=== PROBLEM DESCRIPTION ===
Each line of the listing that contains the word "odrębna" is to be copied.

(Collection entries)
------------------------------------------------
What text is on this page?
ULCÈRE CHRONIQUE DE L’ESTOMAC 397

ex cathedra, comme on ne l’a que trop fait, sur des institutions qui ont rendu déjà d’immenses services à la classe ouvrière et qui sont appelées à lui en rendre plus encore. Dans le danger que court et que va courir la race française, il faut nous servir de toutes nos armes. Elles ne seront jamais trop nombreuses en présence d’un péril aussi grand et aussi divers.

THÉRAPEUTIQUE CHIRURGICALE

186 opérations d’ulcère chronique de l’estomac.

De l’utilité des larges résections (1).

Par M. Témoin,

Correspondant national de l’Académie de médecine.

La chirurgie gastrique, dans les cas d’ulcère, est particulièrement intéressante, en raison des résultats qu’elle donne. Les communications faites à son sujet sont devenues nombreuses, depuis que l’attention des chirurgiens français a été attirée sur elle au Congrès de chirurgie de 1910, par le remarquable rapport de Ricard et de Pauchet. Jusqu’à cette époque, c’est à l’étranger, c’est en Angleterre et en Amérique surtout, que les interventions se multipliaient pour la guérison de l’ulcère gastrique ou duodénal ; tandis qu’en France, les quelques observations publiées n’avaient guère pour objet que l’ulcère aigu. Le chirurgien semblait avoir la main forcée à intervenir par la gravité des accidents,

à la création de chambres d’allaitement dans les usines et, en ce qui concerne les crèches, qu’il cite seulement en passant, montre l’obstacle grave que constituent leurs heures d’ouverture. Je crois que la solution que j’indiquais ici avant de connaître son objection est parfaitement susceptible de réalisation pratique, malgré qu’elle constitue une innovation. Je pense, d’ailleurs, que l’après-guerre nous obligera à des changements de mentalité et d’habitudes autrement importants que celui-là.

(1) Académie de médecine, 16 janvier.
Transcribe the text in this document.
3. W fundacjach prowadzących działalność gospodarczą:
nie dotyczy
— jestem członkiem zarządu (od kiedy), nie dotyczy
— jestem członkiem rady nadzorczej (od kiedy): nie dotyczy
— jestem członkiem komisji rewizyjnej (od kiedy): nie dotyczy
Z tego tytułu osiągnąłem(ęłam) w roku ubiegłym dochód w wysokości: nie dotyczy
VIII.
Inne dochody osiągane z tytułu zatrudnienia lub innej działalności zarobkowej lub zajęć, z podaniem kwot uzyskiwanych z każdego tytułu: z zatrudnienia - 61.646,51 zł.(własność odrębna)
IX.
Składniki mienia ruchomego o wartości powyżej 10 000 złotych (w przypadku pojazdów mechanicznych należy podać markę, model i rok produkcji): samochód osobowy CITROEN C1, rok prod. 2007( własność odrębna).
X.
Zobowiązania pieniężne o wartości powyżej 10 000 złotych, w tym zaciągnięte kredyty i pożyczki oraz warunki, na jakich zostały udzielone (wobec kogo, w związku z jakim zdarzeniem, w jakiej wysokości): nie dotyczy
------------------------------------------------
=== PROBLEM SOLUTION ===
Inne dochody osiągane z tytułu zatrudnienia lub innej działalności zarobkowej lub zajęć, z podaniem kwot uzyskiwanych z każdego tytułu: z zatrudnienia - 61.646,51 zł.(własność odrębna)
Składniki mienia ruchomego o wartości powyżej 10 000 złotych (w przypadku pojazdów mechanicznych należy podać markę, model i rok produkcji): samochód osobowy CITROEN C1, rok prod. 2007( własność odrębna).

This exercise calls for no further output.